Par 24 février 202321 septembre 2023Toutes les histoires

Peu importe où les gens vivent aujourd'hui, ils sont connectés. Les informations voyagent et les réseaux sociaux ont permis à un nombre croissant de personnes d'échanger et de diffuser des nouvelles en ligne, qu'elles soient vraies ou fausses.

Les fausses informations sont dangereuses. Une rumeur sans fondement peut nuire aux opérations humanitaires en empêchant les praticien·nes de l'humanitaire de fournir des soins ou des ressources vitales aux personnes ayant des besoins humanitaires. Elle peut même menacer la sécurité des bénéficiaires de l'aide ainsi que celle du personnel humanitaire. Elle peut faire – ou défaire – les efforts des humanitaires dans une situation de crise.

Comment peux-tu, en tant que professionnel·le de l'humanitaire, faire face à ce défi croissant ? Comment renégocier la confiance avec les communautés après qu'elle ait été perdue ?

Le CCHN a demandé à des professionnel·les de l'humanitaire ayant une expérience dans ce domaine de nous parler de leurs défis et comment y faire face. Lis ce qu'ils ont partagé avec nous ci-dessous.

"Même dans les zones les plus reculées, les gens ont accès à internet. Ils ne sont pas dans un désert d'information."
- Sandrine Tiller, coordinatrice de l'équipe Accès humanitaire et réseautage à Médecins Sans Frontières

Fausses informations : qu'est-ce que c'est et comment se propagent-elles ?

Les informations fausses ou falsifiées se présentent sous diverses formes ; les comprendre est essentiel pour concevoir une stratégie de réponse efficace. Voici l'une des façons de les catégoriser :

  • Information fausse : l'information partagée est trompeuse, mais la source qui la diffuse n'a pas l'intention de nuire.

- **CONSIGNE 1**
Recopiez fidèlement le passage du texte sur les fausses informations qui va de « Comment peux-tu, en » jusqu'à « se propagent-elles ? ».
- **CONSIGNE 2**
Traduisez en anglais la phrase suivante, tirée du texte sur les fausses informations : « Même dans les zones les plus reculées, les gens ont accès à internet. »

- **DONNÉES**
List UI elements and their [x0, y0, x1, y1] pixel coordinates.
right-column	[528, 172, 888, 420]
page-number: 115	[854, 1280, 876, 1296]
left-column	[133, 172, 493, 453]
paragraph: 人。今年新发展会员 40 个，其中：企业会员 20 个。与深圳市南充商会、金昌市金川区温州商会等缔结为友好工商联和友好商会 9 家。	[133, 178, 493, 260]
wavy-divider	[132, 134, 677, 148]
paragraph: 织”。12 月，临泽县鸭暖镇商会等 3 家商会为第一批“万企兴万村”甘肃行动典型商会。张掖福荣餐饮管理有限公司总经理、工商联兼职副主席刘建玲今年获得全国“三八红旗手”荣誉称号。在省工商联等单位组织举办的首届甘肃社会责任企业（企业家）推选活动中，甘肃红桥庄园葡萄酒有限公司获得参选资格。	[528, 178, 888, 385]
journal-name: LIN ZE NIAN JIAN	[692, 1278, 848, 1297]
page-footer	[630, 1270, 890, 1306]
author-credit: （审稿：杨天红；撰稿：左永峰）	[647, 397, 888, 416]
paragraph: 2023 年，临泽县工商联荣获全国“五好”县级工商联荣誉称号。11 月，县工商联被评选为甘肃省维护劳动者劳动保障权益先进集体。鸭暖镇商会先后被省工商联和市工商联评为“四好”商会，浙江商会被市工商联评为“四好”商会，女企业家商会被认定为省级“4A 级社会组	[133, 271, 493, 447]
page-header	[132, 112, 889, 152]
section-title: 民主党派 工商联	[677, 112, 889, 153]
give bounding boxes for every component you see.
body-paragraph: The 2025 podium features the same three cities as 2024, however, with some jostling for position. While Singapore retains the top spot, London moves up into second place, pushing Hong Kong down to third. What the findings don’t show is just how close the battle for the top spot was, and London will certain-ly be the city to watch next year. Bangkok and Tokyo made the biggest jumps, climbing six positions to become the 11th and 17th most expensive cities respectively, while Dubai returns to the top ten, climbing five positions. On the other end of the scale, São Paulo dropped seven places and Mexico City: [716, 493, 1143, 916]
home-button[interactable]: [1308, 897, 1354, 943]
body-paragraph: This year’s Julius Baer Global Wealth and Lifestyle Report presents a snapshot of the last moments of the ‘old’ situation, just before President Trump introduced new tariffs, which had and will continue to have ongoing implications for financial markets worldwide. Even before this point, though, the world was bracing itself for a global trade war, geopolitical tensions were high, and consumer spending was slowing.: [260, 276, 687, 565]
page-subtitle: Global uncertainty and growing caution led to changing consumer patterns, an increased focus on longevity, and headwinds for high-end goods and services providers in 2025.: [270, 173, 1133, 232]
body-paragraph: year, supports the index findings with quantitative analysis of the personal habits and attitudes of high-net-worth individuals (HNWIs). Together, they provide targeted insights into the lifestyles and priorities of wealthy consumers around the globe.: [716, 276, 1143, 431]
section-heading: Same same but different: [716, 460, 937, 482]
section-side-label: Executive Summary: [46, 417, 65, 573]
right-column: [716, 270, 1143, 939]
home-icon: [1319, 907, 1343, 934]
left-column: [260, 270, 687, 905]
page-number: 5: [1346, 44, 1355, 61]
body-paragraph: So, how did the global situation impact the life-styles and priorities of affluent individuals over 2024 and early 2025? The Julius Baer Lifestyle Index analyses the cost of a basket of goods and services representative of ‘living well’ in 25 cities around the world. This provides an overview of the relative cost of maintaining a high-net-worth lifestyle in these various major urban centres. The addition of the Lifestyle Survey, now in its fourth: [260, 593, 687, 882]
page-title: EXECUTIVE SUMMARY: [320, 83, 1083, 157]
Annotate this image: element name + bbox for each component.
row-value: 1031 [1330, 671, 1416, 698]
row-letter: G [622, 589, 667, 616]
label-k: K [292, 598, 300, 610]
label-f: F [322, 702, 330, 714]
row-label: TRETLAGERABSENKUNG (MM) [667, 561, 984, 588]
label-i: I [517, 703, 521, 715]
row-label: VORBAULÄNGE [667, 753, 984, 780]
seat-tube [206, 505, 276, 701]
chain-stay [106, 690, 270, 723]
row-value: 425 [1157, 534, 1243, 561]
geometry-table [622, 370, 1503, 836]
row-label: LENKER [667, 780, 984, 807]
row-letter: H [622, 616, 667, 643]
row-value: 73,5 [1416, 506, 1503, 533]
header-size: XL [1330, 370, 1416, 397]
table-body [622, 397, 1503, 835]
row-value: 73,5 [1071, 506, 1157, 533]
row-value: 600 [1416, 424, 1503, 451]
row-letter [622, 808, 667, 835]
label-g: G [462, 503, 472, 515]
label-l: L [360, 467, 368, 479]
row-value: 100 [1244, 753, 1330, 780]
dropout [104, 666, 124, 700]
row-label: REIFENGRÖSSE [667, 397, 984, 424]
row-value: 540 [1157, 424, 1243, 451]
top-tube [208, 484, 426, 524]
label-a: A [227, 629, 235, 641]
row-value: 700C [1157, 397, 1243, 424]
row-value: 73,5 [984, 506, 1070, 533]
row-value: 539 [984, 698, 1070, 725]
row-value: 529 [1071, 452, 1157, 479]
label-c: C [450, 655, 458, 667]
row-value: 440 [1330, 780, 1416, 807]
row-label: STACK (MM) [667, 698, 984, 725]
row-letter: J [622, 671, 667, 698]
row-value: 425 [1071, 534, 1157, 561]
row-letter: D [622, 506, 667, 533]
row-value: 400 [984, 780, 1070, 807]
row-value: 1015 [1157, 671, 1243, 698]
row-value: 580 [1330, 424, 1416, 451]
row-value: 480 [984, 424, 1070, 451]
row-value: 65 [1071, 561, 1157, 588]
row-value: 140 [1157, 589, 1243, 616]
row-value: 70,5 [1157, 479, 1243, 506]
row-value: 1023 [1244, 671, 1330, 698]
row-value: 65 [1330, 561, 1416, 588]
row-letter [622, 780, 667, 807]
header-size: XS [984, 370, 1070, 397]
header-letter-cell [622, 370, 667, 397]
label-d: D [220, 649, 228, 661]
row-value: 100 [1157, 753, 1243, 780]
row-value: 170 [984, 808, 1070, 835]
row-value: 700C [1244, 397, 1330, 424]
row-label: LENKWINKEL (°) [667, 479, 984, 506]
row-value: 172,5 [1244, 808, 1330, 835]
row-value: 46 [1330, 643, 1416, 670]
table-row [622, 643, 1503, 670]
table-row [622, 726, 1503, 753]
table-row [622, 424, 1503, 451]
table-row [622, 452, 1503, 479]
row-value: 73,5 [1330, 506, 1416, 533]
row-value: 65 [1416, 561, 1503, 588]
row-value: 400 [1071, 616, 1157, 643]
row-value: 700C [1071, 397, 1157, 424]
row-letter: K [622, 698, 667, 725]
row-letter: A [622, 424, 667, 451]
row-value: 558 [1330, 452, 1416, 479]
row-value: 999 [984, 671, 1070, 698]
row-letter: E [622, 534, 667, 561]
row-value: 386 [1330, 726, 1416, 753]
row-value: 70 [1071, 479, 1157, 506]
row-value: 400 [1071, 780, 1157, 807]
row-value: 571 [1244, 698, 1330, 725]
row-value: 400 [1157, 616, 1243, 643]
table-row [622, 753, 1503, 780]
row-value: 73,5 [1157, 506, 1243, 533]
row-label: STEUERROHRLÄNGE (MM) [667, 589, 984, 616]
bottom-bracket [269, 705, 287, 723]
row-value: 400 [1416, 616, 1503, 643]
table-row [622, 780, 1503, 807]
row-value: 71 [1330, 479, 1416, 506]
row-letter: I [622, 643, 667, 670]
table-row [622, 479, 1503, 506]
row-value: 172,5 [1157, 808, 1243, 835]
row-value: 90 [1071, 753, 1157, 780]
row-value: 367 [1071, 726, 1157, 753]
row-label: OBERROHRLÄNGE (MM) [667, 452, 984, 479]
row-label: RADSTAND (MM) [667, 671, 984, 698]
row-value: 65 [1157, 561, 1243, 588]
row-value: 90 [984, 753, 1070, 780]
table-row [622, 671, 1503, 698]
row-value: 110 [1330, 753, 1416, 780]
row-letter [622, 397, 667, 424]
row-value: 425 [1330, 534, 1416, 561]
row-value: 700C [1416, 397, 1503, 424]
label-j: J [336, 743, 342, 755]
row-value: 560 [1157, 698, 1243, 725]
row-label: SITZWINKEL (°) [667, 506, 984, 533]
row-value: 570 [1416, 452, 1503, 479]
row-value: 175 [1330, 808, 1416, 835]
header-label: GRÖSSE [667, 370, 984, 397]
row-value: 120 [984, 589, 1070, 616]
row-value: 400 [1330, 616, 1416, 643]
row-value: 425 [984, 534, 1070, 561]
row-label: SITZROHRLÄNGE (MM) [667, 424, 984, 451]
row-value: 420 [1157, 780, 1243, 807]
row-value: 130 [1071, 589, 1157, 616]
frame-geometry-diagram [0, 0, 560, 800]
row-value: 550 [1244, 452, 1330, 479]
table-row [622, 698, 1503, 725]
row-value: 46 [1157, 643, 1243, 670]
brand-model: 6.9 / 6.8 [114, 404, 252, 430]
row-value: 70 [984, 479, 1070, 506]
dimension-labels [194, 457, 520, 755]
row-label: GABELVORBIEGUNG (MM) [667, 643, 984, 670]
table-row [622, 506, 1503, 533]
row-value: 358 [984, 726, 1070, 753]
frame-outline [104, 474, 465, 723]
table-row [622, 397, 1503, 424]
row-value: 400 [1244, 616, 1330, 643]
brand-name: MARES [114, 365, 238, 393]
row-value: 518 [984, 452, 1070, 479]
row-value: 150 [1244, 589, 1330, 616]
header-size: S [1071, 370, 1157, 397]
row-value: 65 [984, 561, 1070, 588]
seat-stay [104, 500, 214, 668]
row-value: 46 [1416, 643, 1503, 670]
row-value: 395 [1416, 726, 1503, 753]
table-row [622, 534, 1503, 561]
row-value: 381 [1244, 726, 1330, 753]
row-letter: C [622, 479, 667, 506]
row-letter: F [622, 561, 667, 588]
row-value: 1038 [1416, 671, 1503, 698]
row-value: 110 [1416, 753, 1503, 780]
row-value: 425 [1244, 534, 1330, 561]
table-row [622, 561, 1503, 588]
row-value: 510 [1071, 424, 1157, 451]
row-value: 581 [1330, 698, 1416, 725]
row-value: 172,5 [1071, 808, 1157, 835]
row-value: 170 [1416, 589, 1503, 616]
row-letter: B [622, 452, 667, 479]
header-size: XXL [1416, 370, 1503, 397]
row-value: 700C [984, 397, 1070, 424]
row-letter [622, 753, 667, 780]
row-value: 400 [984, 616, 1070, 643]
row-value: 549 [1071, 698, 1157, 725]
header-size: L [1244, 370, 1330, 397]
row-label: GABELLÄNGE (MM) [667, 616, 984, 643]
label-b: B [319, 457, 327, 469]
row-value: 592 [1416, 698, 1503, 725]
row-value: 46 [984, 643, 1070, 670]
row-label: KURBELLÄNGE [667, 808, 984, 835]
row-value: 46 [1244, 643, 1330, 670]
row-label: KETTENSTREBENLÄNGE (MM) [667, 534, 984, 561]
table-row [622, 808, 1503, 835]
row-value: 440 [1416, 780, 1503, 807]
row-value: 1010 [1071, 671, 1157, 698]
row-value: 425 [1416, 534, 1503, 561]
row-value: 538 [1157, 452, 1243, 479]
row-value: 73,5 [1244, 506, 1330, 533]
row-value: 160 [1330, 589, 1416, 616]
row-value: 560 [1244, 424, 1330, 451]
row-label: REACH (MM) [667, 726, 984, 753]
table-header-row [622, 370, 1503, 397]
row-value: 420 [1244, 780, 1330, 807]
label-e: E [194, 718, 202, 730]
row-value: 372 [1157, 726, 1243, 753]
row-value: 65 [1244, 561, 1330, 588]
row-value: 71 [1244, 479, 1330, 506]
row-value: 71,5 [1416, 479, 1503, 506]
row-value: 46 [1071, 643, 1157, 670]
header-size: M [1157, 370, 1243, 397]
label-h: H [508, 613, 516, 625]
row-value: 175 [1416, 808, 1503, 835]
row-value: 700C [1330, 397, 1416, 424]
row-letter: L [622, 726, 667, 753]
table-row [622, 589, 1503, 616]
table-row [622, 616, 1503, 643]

- **RÉPONSE 1**
Comment peux-tu, en tant que professionnel·le de l'humanitaire, faire face à ce défi croissant ? Comment renégocier la confiance avec les communautés après qu'elle ait été perdue ?

Le CCHN a demandé à des professionnel·les de l'humanitaire ayant une expérience dans ce domaine de nous parler de leurs défis et comment y faire face. Lis ce qu'ils ont partagé avec nous ci-dessous.

"Même dans les zones les plus reculées, les gens ont accès à internet. Ils ne sont pas dans un désert d'information."
- Sandrine Tiller, coordinatrice de l'équipe Accès humanitaire et réseautage à Médecins Sans Frontières

Fausses informations : qu'est-ce que c'est et comment se propagent-elles ?

- **RÉPONSE 2**
Even in the most remote areas, people have access to the internet.